Start of Data provided
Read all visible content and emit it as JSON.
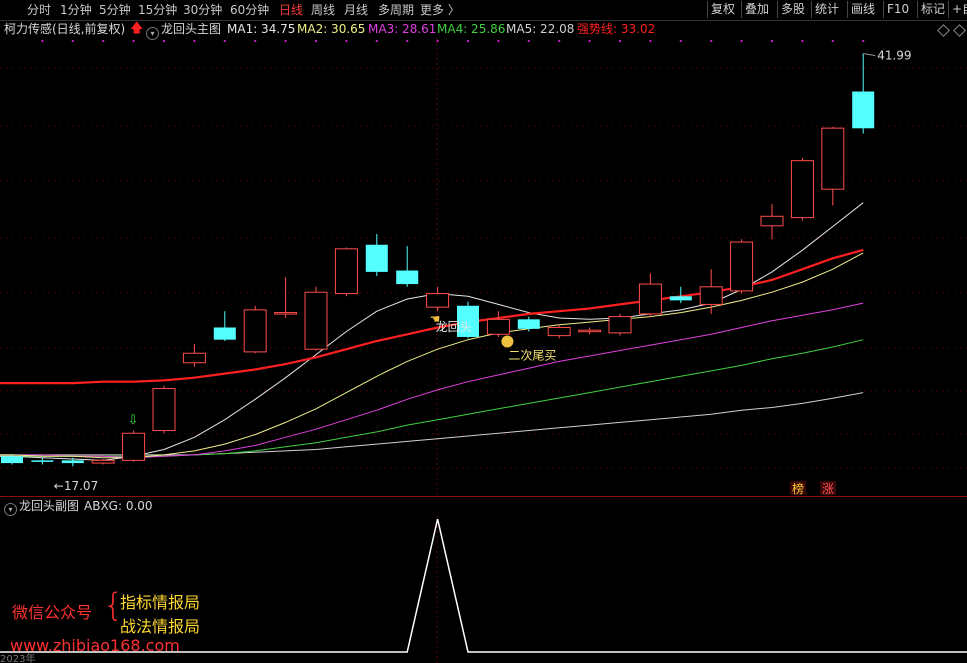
{
  "toolbar": {
    "periods": [
      {
        "label": "分时",
        "active": false
      },
      {
        "label": "1分钟",
        "active": false
      },
      {
        "label": "5分钟",
        "active": false
      },
      {
        "label": "15分钟",
        "active": false
      },
      {
        "label": "30分钟",
        "active": false
      },
      {
        "label": "60分钟",
        "active": false
      },
      {
        "label": "日线",
        "active": true
      },
      {
        "label": "周线",
        "active": false
      },
      {
        "label": "月线",
        "active": false
      },
      {
        "label": "多周期",
        "active": false
      },
      {
        "label": "更多 〉",
        "active": false
      }
    ],
    "tools": [
      "复权",
      "叠加",
      "多股",
      "统计",
      "画线",
      "F10",
      "标记",
      "+自"
    ]
  },
  "infobar": {
    "stock": "柯力传感(日线,前复权)",
    "indicator": "龙回头主图",
    "ma1": "MA1: 34.75",
    "ma2": "MA2: 30.65",
    "ma3": "MA3: 28.61",
    "ma4": "MA4: 25.86",
    "ma5": "MA5: 22.08",
    "strong": "强势线: 33.02"
  },
  "colors": {
    "up": "#ff4d4d",
    "down": "#54ffff",
    "ma1": "#e6e6e6",
    "ma2": "#f0f08a",
    "ma3": "#e040e0",
    "ma4": "#40d040",
    "ma5": "#d0d0d0",
    "strong": "#ff2020",
    "active": "#ff3b3b"
  },
  "chart_data": {
    "type": "candlestick",
    "price_labels": {
      "high": "41.99",
      "low": "17.07"
    },
    "markers": {
      "buy_arrow": "⇩",
      "longhuitou": "龙回头",
      "second_buy": "二次尾买",
      "bang": "榜",
      "zhang": "涨"
    },
    "candles": [
      {
        "o": 17.8,
        "c": 17.3,
        "h": 17.9,
        "l": 17.2
      },
      {
        "o": 17.5,
        "c": 17.4,
        "h": 17.7,
        "l": 17.2
      },
      {
        "o": 17.5,
        "c": 17.3,
        "h": 17.7,
        "l": 17.07
      },
      {
        "o": 17.3,
        "c": 17.5,
        "h": 17.6,
        "l": 17.2
      },
      {
        "o": 17.5,
        "c": 19.5,
        "h": 19.7,
        "l": 17.4
      },
      {
        "o": 19.7,
        "c": 22.8,
        "h": 23.0,
        "l": 19.5
      },
      {
        "o": 24.7,
        "c": 25.4,
        "h": 26.1,
        "l": 24.4
      },
      {
        "o": 27.3,
        "c": 26.4,
        "h": 28.5,
        "l": 26.3
      },
      {
        "o": 25.5,
        "c": 28.6,
        "h": 28.9,
        "l": 25.4
      },
      {
        "o": 28.3,
        "c": 28.4,
        "h": 31.0,
        "l": 28.0
      },
      {
        "o": 25.7,
        "c": 29.9,
        "h": 30.3,
        "l": 25.6
      },
      {
        "o": 29.8,
        "c": 33.1,
        "h": 33.2,
        "l": 29.6
      },
      {
        "o": 33.4,
        "c": 31.4,
        "h": 34.2,
        "l": 31.1
      },
      {
        "o": 31.5,
        "c": 30.5,
        "h": 33.3,
        "l": 30.3
      },
      {
        "o": 28.8,
        "c": 29.8,
        "h": 30.3,
        "l": 28.5
      },
      {
        "o": 28.9,
        "c": 26.6,
        "h": 29.2,
        "l": 26.5
      },
      {
        "o": 26.8,
        "c": 27.9,
        "h": 28.5,
        "l": 26.6
      },
      {
        "o": 27.9,
        "c": 27.2,
        "h": 28.1,
        "l": 27.0
      },
      {
        "o": 26.7,
        "c": 27.3,
        "h": 27.5,
        "l": 26.5
      },
      {
        "o": 27.0,
        "c": 27.1,
        "h": 27.3,
        "l": 26.8
      },
      {
        "o": 26.9,
        "c": 28.1,
        "h": 28.3,
        "l": 26.7
      },
      {
        "o": 28.3,
        "c": 30.5,
        "h": 31.3,
        "l": 28.1
      },
      {
        "o": 29.6,
        "c": 29.3,
        "h": 30.3,
        "l": 29.1
      },
      {
        "o": 29.0,
        "c": 30.3,
        "h": 31.6,
        "l": 28.3
      },
      {
        "o": 30.0,
        "c": 33.6,
        "h": 33.8,
        "l": 29.8
      },
      {
        "o": 34.8,
        "c": 35.5,
        "h": 36.4,
        "l": 33.8
      },
      {
        "o": 35.4,
        "c": 39.6,
        "h": 39.8,
        "l": 35.2
      },
      {
        "o": 37.5,
        "c": 42.0,
        "h": 42.1,
        "l": 36.3
      },
      {
        "o": 44.7,
        "c": 41.99,
        "h": 47.5,
        "l": 41.6
      }
    ],
    "series": {
      "ma1": [
        17.8,
        17.7,
        17.6,
        17.5,
        17.8,
        18.3,
        19.2,
        20.5,
        22.0,
        23.6,
        25.3,
        27.0,
        28.5,
        29.4,
        29.8,
        29.6,
        29.0,
        28.4,
        28.0,
        27.9,
        28.0,
        28.3,
        28.6,
        29.1,
        30.1,
        31.4,
        33.0,
        34.75,
        36.5
      ],
      "ma2": [
        17.9,
        17.8,
        17.8,
        17.7,
        17.7,
        17.9,
        18.2,
        18.7,
        19.4,
        20.3,
        21.3,
        22.5,
        23.7,
        24.8,
        25.7,
        26.4,
        26.9,
        27.2,
        27.5,
        27.7,
        27.9,
        28.1,
        28.4,
        28.8,
        29.3,
        29.9,
        30.65,
        31.6,
        32.8
      ],
      "ma3": [
        17.9,
        17.9,
        17.8,
        17.8,
        17.7,
        17.8,
        17.9,
        18.2,
        18.6,
        19.2,
        19.8,
        20.5,
        21.2,
        22.0,
        22.7,
        23.3,
        23.8,
        24.3,
        24.8,
        25.2,
        25.6,
        26.0,
        26.4,
        26.8,
        27.3,
        27.8,
        28.2,
        28.61,
        29.1
      ],
      "ma4": [
        17.8,
        17.8,
        17.8,
        17.8,
        17.8,
        17.8,
        17.9,
        18.0,
        18.2,
        18.5,
        18.8,
        19.2,
        19.6,
        20.1,
        20.5,
        20.9,
        21.3,
        21.7,
        22.1,
        22.5,
        22.9,
        23.3,
        23.7,
        24.1,
        24.5,
        25.0,
        25.4,
        25.86,
        26.4
      ],
      "ma5": [
        17.9,
        17.9,
        17.9,
        17.9,
        17.9,
        17.9,
        17.9,
        18.0,
        18.1,
        18.2,
        18.3,
        18.5,
        18.7,
        18.9,
        19.1,
        19.3,
        19.5,
        19.7,
        19.9,
        20.1,
        20.3,
        20.5,
        20.7,
        20.9,
        21.2,
        21.4,
        21.7,
        22.08,
        22.5
      ],
      "strong": [
        23.2,
        23.2,
        23.2,
        23.3,
        23.3,
        23.4,
        23.6,
        23.9,
        24.2,
        24.6,
        25.1,
        25.7,
        26.3,
        26.8,
        27.3,
        27.7,
        28.0,
        28.3,
        28.5,
        28.7,
        29.0,
        29.3,
        29.6,
        29.9,
        30.3,
        30.8,
        31.6,
        32.4,
        33.02
      ]
    },
    "ylim": [
      16.2,
      48.5
    ],
    "sub": {
      "title": "龙回头副图",
      "value_label": "ABXG: 0.00",
      "values": [
        0,
        0,
        0,
        0,
        0,
        0,
        0,
        0,
        0,
        0,
        0,
        0,
        0,
        0,
        1,
        0,
        0,
        0,
        0,
        0,
        0,
        0,
        0,
        0,
        0,
        0,
        0,
        0,
        0
      ],
      "axis_text": "2023年"
    }
  },
  "watermark": {
    "line1": "微信公众号",
    "brace": "{",
    "item1": "指标情报局",
    "item2": "战法情报局",
    "url": "www.zhibiao168.com"
  }
}
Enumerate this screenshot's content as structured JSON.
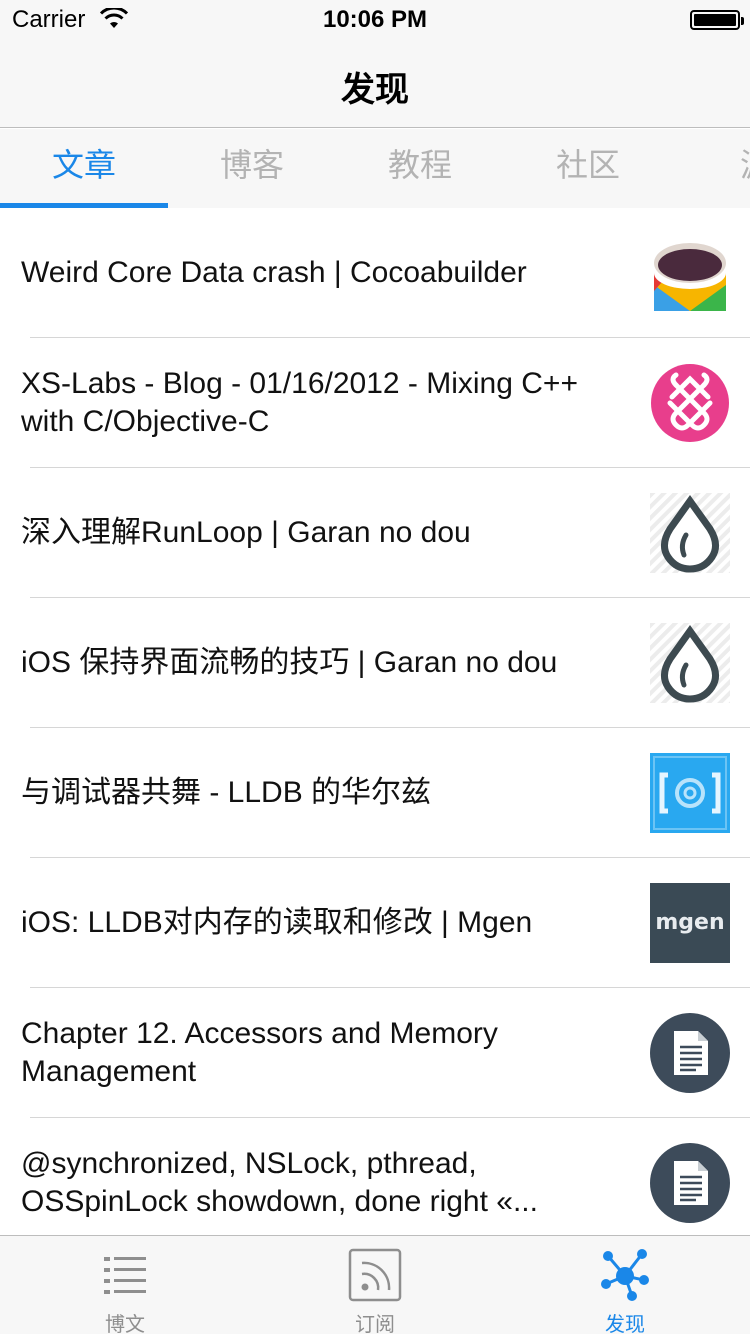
End of Data provided
What you should do: Repeat each record exactly as shown above, dropping all images.

Final result:
Read all visible content and emit it as JSON.
{
  "toolbar": {
    "periods": [
      {
        "label": "分时",
        "active": false
      },
      {
        "label": "1分钟",
        "active": false
      },
      {
        "label": "5分钟",
        "active": false
      },
      {
        "label": "15分钟",
        "active": false
      },
      {
        "label": "30分钟",
        "active": false
      },
      {
        "label": "60分钟",
        "active": false
      },
      {
        "label": "日线",
        "active": true
      },
      {
        "label": "周线",
        "active": false
      },
      {
        "label": "月线",
        "active": false
      },
      {
        "label": "多周期",
        "active": false
      },
      {
        "label": "更多 〉",
        "active": false
      }
    ],
    "tools": [
      "复权",
      "叠加",
      "多股",
      "统计",
      "画线",
      "F10",
      "标记",
      "+自"
    ]
  },
  "infobar": {
    "stock": "柯力传感(日线,前复权)",
    "indicator": "龙回头主图",
    "ma1": "MA1: 34.75",
    "ma2": "MA2: 30.65",
    "ma3": "MA3: 28.61",
    "ma4": "MA4: 25.86",
    "ma5": "MA5: 22.08",
    "strong": "强势线: 33.02"
  },
  "colors": {
    "up": "#ff4d4d",
    "down": "#54ffff",
    "ma1": "#e6e6e6",
    "ma2": "#f0f08a",
    "ma3": "#e040e0",
    "ma4": "#40d040",
    "ma5": "#d0d0d0",
    "strong": "#ff2020",
    "active": "#ff3b3b"
  },
  "chart_data": {
    "type": "candlestick",
    "price_labels": {
      "high": "41.99",
      "low": "17.07"
    },
    "markers": {
      "buy_arrow": "⇩",
      "longhuitou": "龙回头",
      "second_buy": "二次尾买",
      "bang": "榜",
      "zhang": "涨"
    },
    "candles": [
      {
        "o": 17.8,
        "c": 17.3,
        "h": 17.9,
        "l": 17.2
      },
      {
        "o": 17.5,
        "c": 17.4,
        "h": 17.7,
        "l": 17.2
      },
      {
        "o": 17.5,
        "c": 17.3,
        "h": 17.7,
        "l": 17.07
      },
      {
        "o": 17.3,
        "c": 17.5,
        "h": 17.6,
        "l": 17.2
      },
      {
        "o": 17.5,
        "c": 19.5,
        "h": 19.7,
        "l": 17.4
      },
      {
        "o": 19.7,
        "c": 22.8,
        "h": 23.0,
        "l": 19.5
      },
      {
        "o": 24.7,
        "c": 25.4,
        "h": 26.1,
        "l": 24.4
      },
      {
        "o": 27.3,
        "c": 26.4,
        "h": 28.5,
        "l": 26.3
      },
      {
        "o": 25.5,
        "c": 28.6,
        "h": 28.9,
        "l": 25.4
      },
      {
        "o": 28.3,
        "c": 28.4,
        "h": 31.0,
        "l": 28.0
      },
      {
        "o": 25.7,
        "c": 29.9,
        "h": 30.3,
        "l": 25.6
      },
      {
        "o": 29.8,
        "c": 33.1,
        "h": 33.2,
        "l": 29.6
      },
      {
        "o": 33.4,
        "c": 31.4,
        "h": 34.2,
        "l": 31.1
      },
      {
        "o": 31.5,
        "c": 30.5,
        "h": 33.3,
        "l": 30.3
      },
      {
        "o": 28.8,
        "c": 29.8,
        "h": 30.3,
        "l": 28.5
      },
      {
        "o": 28.9,
        "c": 26.6,
        "h": 29.2,
        "l": 26.5
      },
      {
        "o": 26.8,
        "c": 27.9,
        "h": 28.5,
        "l": 26.6
      },
      {
        "o": 27.9,
        "c": 27.2,
        "h": 28.1,
        "l": 27.0
      },
      {
        "o": 26.7,
        "c": 27.3,
        "h": 27.5,
        "l": 26.5
      },
      {
        "o": 27.0,
        "c": 27.1,
        "h": 27.3,
        "l": 26.8
      },
      {
        "o": 26.9,
        "c": 28.1,
        "h": 28.3,
        "l": 26.7
      },
      {
        "o": 28.3,
        "c": 30.5,
        "h": 31.3,
        "l": 28.1
      },
      {
        "o": 29.6,
        "c": 29.3,
        "h": 30.3,
        "l": 29.1
      },
      {
        "o": 29.0,
        "c": 30.3,
        "h": 31.6,
        "l": 28.3
      },
      {
        "o": 30.0,
        "c": 33.6,
        "h": 33.8,
        "l": 29.8
      },
      {
        "o": 34.8,
        "c": 35.5,
        "h": 36.4,
        "l": 33.8
      },
      {
        "o": 35.4,
        "c": 39.6,
        "h": 39.8,
        "l": 35.2
      },
      {
        "o": 37.5,
        "c": 42.0,
        "h": 42.1,
        "l": 36.3
      },
      {
        "o": 44.7,
        "c": 41.99,
        "h": 47.5,
        "l": 41.6
      }
    ],
    "series": {
      "ma1": [
        17.8,
        17.7,
        17.6,
        17.5,
        17.8,
        18.3,
        19.2,
        20.5,
        22.0,
        23.6,
        25.3,
        27.0,
        28.5,
        29.4,
        29.8,
        29.6,
        29.0,
        28.4,
        28.0,
        27.9,
        28.0,
        28.3,
        28.6,
        29.1,
        30.1,
        31.4,
        33.0,
        34.75,
        36.5
      ],
      "ma2": [
        17.9,
        17.8,
        17.8,
        17.7,
        17.7,
        17.9,
        18.2,
        18.7,
        19.4,
        20.3,
        21.3,
        22.5,
        23.7,
        24.8,
        25.7,
        26.4,
        26.9,
        27.2,
        27.5,
        27.7,
        27.9,
        28.1,
        28.4,
        28.8,
        29.3,
        29.9,
        30.65,
        31.6,
        32.8
      ],
      "ma3": [
        17.9,
        17.9,
        17.8,
        17.8,
        17.7,
        17.8,
        17.9,
        18.2,
        18.6,
        19.2,
        19.8,
        20.5,
        21.2,
        22.0,
        22.7,
        23.3,
        23.8,
        24.3,
        24.8,
        25.2,
        25.6,
        26.0,
        26.4,
        26.8,
        27.3,
        27.8,
        28.2,
        28.61,
        29.1
      ],
      "ma4": [
        17.8,
        17.8,
        17.8,
        17.8,
        17.8,
        17.8,
        17.9,
        18.0,
        18.2,
        18.5,
        18.8,
        19.2,
        19.6,
        20.1,
        20.5,
        20.9,
        21.3,
        21.7,
        22.1,
        22.5,
        22.9,
        23.3,
        23.7,
        24.1,
        24.5,
        25.0,
        25.4,
        25.86,
        26.4
      ],
      "ma5": [
        17.9,
        17.9,
        17.9,
        17.9,
        17.9,
        17.9,
        17.9,
        18.0,
        18.1,
        18.2,
        18.3,
        18.5,
        18.7,
        18.9,
        19.1,
        19.3,
        19.5,
        19.7,
        19.9,
        20.1,
        20.3,
        20.5,
        20.7,
        20.9,
        21.2,
        21.4,
        21.7,
        22.08,
        22.5
      ],
      "strong": [
        23.2,
        23.2,
        23.2,
        23.3,
        23.3,
        23.4,
        23.6,
        23.9,
        24.2,
        24.6,
        25.1,
        25.7,
        26.3,
        26.8,
        27.3,
        27.7,
        28.0,
        28.3,
        28.5,
        28.7,
        29.0,
        29.3,
        29.6,
        29.9,
        30.3,
        30.8,
        31.6,
        32.4,
        33.02
      ]
    },
    "ylim": [
      16.2,
      48.5
    ],
    "sub": {
      "title": "龙回头副图",
      "value_label": "ABXG: 0.00",
      "values": [
        0,
        0,
        0,
        0,
        0,
        0,
        0,
        0,
        0,
        0,
        0,
        0,
        0,
        0,
        1,
        0,
        0,
        0,
        0,
        0,
        0,
        0,
        0,
        0,
        0,
        0,
        0,
        0,
        0
      ],
      "axis_text": "2023年"
    }
  },
  "watermark": {
    "line1": "微信公众号",
    "brace": "{",
    "item1": "指标情报局",
    "item2": "战法情报局",
    "url": "www.zhibiao168.com"
  }
}
Enumerate this screenshot's content as structured JSON.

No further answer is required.